GIVEN EXERCISE:
Without the images, write out all of the following entries exactly.

DATA ROWS:
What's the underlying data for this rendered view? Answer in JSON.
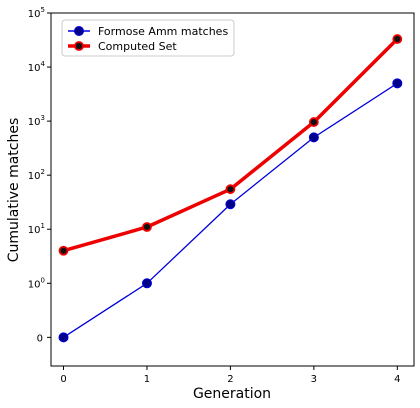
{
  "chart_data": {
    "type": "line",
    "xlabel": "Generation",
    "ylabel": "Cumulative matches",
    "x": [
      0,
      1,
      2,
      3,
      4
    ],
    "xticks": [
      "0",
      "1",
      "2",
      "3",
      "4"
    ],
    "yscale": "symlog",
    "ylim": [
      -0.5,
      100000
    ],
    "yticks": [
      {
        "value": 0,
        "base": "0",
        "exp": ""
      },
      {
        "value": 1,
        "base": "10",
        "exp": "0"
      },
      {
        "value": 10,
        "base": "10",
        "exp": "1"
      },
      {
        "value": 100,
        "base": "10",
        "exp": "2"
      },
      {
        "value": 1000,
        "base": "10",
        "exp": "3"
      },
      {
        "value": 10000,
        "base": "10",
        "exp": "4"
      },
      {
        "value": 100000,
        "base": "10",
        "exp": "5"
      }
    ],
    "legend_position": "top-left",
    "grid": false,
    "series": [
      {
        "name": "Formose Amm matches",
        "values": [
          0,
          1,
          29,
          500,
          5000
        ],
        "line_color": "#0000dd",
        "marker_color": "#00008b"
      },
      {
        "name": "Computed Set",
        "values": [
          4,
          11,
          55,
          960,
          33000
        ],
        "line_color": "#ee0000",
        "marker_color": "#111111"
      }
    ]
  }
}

THE SOLUTION:
What's the underlying data for this rendered view? Answer in JSON.
{
  "chart_data": {
    "type": "line",
    "xlabel": "Generation",
    "ylabel": "Cumulative matches",
    "x": [
      0,
      1,
      2,
      3,
      4
    ],
    "xticks": [
      "0",
      "1",
      "2",
      "3",
      "4"
    ],
    "yscale": "symlog",
    "ylim": [
      -0.5,
      100000
    ],
    "yticks": [
      {
        "value": 0,
        "base": "0",
        "exp": ""
      },
      {
        "value": 1,
        "base": "10",
        "exp": "0"
      },
      {
        "value": 10,
        "base": "10",
        "exp": "1"
      },
      {
        "value": 100,
        "base": "10",
        "exp": "2"
      },
      {
        "value": 1000,
        "base": "10",
        "exp": "3"
      },
      {
        "value": 10000,
        "base": "10",
        "exp": "4"
      },
      {
        "value": 100000,
        "base": "10",
        "exp": "5"
      }
    ],
    "legend_position": "top-left",
    "grid": false,
    "series": [
      {
        "name": "Formose Amm matches",
        "values": [
          0,
          1,
          29,
          500,
          5000
        ],
        "line_color": "#0000dd",
        "marker_color": "#00008b"
      },
      {
        "name": "Computed Set",
        "values": [
          4,
          11,
          55,
          960,
          33000
        ],
        "line_color": "#ee0000",
        "marker_color": "#111111"
      }
    ]
  }
}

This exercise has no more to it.